------ Material shown
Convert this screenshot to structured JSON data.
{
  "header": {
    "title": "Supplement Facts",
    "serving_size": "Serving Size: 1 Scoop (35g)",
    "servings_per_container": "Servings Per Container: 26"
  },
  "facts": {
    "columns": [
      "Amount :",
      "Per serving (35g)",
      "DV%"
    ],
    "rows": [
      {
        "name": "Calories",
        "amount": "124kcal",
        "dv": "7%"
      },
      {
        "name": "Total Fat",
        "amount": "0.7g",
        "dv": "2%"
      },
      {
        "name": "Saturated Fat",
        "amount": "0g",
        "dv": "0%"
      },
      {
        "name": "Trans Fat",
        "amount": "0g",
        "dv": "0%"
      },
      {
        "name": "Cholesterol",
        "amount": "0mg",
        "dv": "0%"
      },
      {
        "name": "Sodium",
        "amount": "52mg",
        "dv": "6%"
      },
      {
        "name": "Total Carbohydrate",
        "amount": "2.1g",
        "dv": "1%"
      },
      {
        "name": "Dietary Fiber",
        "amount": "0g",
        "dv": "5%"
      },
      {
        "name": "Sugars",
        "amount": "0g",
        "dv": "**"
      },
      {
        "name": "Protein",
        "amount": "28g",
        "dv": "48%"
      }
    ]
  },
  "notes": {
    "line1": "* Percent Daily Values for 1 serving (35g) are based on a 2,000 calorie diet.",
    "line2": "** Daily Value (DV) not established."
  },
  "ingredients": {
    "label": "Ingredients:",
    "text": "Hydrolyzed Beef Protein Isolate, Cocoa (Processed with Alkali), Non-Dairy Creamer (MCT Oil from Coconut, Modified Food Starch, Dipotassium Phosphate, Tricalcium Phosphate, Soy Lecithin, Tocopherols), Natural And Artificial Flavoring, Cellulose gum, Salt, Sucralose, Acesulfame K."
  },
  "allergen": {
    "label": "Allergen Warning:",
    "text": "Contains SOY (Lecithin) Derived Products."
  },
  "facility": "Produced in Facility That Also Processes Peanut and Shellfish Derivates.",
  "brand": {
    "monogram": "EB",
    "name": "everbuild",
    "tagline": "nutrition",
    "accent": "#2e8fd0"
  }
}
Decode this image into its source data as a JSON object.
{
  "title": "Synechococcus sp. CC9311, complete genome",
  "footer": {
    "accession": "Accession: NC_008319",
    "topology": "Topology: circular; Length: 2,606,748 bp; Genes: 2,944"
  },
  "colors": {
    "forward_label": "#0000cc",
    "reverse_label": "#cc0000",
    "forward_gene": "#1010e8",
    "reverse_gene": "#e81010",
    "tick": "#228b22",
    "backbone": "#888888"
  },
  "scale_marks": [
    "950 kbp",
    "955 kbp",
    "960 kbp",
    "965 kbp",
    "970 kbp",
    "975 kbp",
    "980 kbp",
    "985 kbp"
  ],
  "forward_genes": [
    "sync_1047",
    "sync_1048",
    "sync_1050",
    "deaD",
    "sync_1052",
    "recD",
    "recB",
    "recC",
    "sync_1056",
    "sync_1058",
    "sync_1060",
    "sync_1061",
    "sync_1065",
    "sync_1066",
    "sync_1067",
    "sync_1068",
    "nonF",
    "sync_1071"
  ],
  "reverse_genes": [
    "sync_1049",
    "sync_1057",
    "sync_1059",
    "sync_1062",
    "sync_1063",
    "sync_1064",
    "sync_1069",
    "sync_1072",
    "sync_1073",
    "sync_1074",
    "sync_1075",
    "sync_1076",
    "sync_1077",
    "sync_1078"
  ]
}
------------
Repeat every entry word for word.

• Solution for this task
Convert this screenshot to structured JSON data.
{
  "header": {
    "title": "Supplement Facts",
    "serving_size": "Serving Size: 1 Scoop (35g)",
    "servings_per_container": "Servings Per Container: 26"
  },
  "facts": {
    "columns": [
      "Amount :",
      "Per serving (35g)",
      "DV%"
    ],
    "rows": [
      {
        "name": "Calories",
        "amount": "124kcal",
        "dv": "7%"
      },
      {
        "name": "Total Fat",
        "amount": "0.7g",
        "dv": "2%"
      },
      {
        "name": "Saturated Fat",
        "amount": "0g",
        "dv": "0%"
      },
      {
        "name": "Trans Fat",
        "amount": "0g",
        "dv": "0%"
      },
      {
        "name": "Cholesterol",
        "amount": "0mg",
        "dv": "0%"
      },
      {
        "name": "Sodium",
        "amount": "52mg",
        "dv": "6%"
      },
      {
        "name": "Total Carbohydrate",
        "amount": "2.1g",
        "dv": "1%"
      },
      {
        "name": "Dietary Fiber",
        "amount": "0g",
        "dv": "5%"
      },
      {
        "name": "Sugars",
        "amount": "0g",
        "dv": "**"
      },
      {
        "name": "Protein",
        "amount": "28g",
        "dv": "48%"
      }
    ]
  },
  "notes": {
    "line1": "* Percent Daily Values for 1 serving (35g) are based on a 2,000 calorie diet.",
    "line2": "** Daily Value (DV) not established."
  },
  "ingredients": {
    "label": "Ingredients:",
    "text": "Hydrolyzed Beef Protein Isolate, Cocoa (Processed with Alkali), Non-Dairy Creamer (MCT Oil from Coconut, Modified Food Starch, Dipotassium Phosphate, Tricalcium Phosphate, Soy Lecithin, Tocopherols), Natural And Artificial Flavoring, Cellulose gum, Salt, Sucralose, Acesulfame K."
  },
  "allergen": {
    "label": "Allergen Warning:",
    "text": "Contains SOY (Lecithin) Derived Products."
  },
  "facility": "Produced in Facility That Also Processes Peanut and Shellfish Derivates.",
  "brand": {
    "monogram": "EB",
    "name": "everbuild",
    "tagline": "nutrition",
    "accent": "#2e8fd0"
  }
}
Decode this image into its source data as a JSON object.
{
  "title": "Synechococcus sp. CC9311, complete genome",
  "footer": {
    "accession": "Accession: NC_008319",
    "topology": "Topology: circular; Length: 2,606,748 bp; Genes: 2,944"
  },
  "colors": {
    "forward_label": "#0000cc",
    "reverse_label": "#cc0000",
    "forward_gene": "#1010e8",
    "reverse_gene": "#e81010",
    "tick": "#228b22",
    "backbone": "#888888"
  },
  "scale_marks": [
    "950 kbp",
    "955 kbp",
    "960 kbp",
    "965 kbp",
    "970 kbp",
    "975 kbp",
    "980 kbp",
    "985 kbp"
  ],
  "forward_genes": [
    "sync_1047",
    "sync_1048",
    "sync_1050",
    "deaD",
    "sync_1052",
    "recD",
    "recB",
    "recC",
    "sync_1056",
    "sync_1058",
    "sync_1060",
    "sync_1061",
    "sync_1065",
    "sync_1066",
    "sync_1067",
    "sync_1068",
    "nonF",
    "sync_1071"
  ],
  "reverse_genes": [
    "sync_1049",
    "sync_1057",
    "sync_1059",
    "sync_1062",
    "sync_1063",
    "sync_1064",
    "sync_1069",
    "sync_1072",
    "sync_1073",
    "sync_1074",
    "sync_1075",
    "sync_1076",
    "sync_1077",
    "sync_1078"
  ]
}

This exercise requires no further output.